WHAT THE EXERCISE ASKS -
In the material below, list every line carrying the string "text".

====== SUPPLIED ENTRIES ======

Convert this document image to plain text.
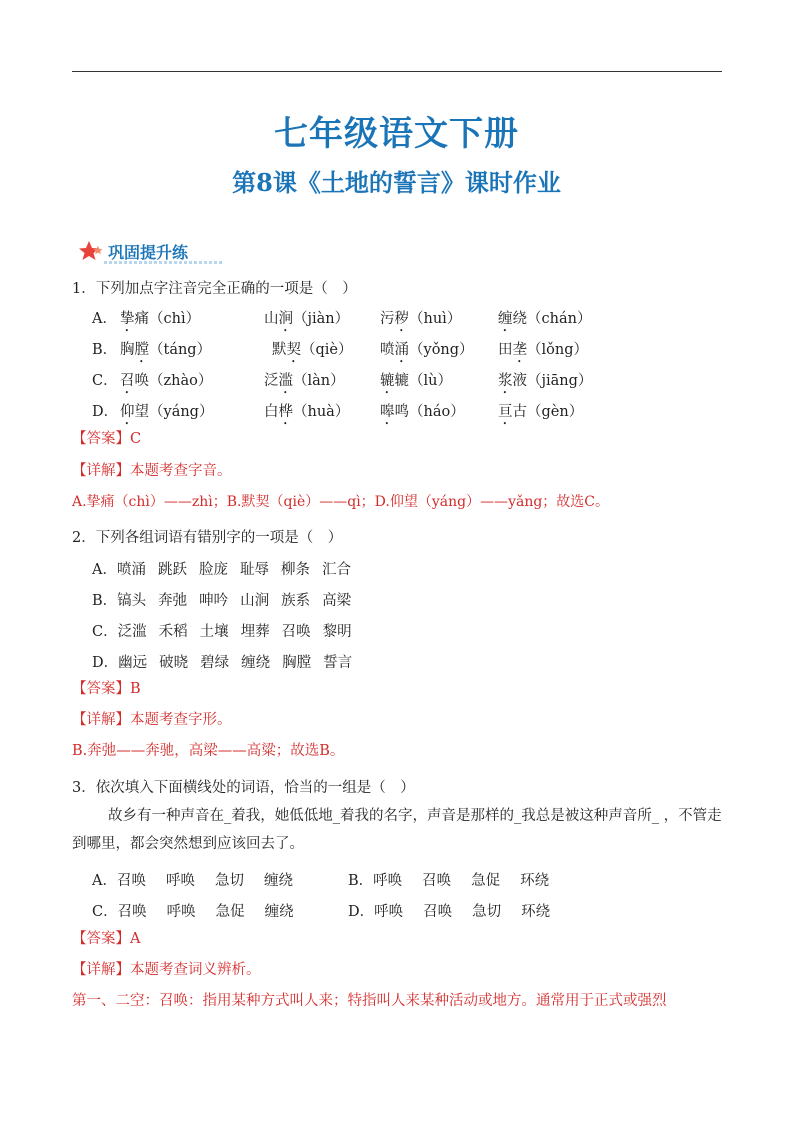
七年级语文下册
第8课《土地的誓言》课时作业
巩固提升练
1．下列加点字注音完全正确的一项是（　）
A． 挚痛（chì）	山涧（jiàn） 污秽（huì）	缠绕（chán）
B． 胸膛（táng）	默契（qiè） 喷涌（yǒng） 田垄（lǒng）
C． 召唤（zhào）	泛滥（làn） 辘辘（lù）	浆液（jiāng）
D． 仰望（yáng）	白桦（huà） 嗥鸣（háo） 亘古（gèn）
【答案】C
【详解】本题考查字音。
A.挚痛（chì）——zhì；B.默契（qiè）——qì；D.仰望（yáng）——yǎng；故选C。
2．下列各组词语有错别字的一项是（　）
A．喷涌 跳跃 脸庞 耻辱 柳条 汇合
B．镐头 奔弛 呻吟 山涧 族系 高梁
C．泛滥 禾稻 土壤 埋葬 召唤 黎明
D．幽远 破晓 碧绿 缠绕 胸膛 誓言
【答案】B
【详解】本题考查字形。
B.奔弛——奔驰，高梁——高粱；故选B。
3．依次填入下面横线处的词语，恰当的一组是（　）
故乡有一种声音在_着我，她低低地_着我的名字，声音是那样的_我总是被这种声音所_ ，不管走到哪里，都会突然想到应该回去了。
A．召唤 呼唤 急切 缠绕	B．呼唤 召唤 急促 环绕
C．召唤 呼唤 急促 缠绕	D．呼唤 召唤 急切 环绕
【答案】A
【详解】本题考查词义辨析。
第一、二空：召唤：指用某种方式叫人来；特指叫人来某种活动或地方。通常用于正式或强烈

======
====== SUPPLIED ENTRIES ======

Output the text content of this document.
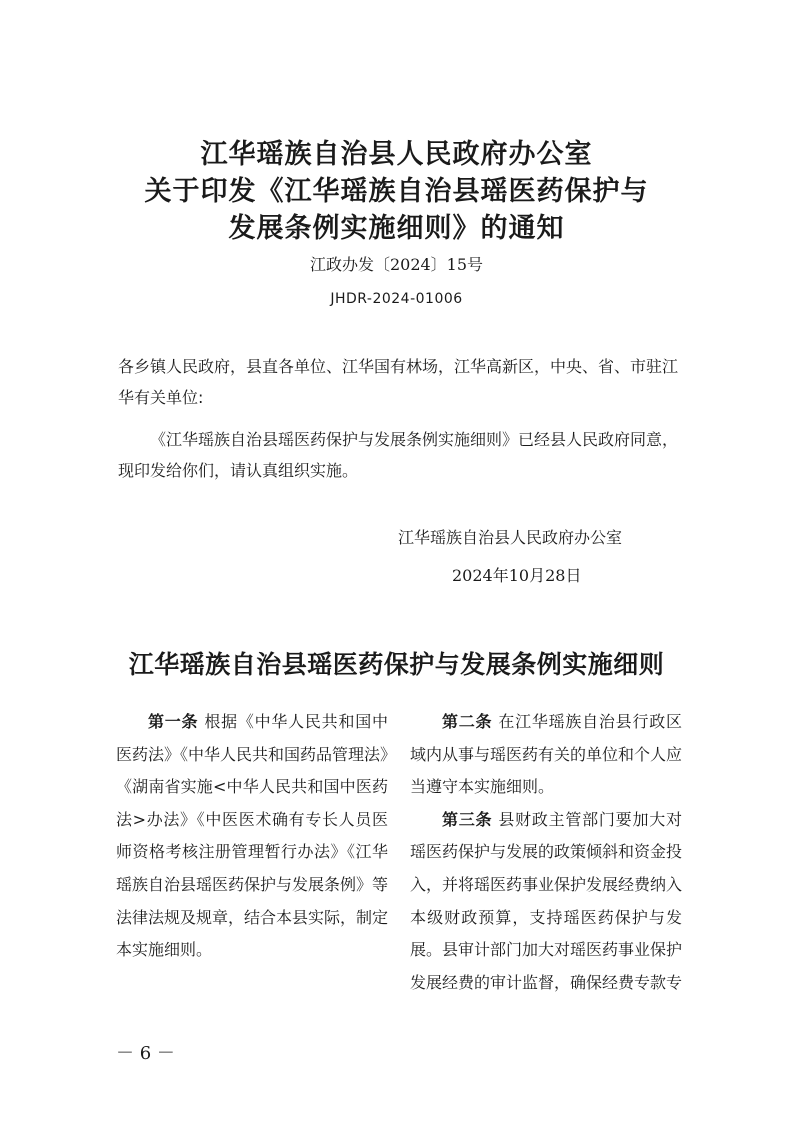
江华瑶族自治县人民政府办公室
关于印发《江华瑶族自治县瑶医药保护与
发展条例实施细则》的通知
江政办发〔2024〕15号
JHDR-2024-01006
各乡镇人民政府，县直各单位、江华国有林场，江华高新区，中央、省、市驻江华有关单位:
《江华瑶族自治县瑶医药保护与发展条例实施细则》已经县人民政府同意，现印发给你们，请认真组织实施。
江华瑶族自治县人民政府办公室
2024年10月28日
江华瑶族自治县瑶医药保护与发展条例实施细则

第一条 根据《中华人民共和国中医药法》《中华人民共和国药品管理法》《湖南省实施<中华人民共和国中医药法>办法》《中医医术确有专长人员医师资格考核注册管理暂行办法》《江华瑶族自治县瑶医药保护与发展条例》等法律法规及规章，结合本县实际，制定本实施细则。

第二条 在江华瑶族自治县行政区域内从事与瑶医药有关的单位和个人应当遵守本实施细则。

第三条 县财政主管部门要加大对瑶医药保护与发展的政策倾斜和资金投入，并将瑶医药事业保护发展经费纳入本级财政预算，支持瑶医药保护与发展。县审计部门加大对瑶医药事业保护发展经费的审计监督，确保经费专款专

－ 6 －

======

TASK ANSWER -
Convert this document image to plain text.
Output the text content of this document.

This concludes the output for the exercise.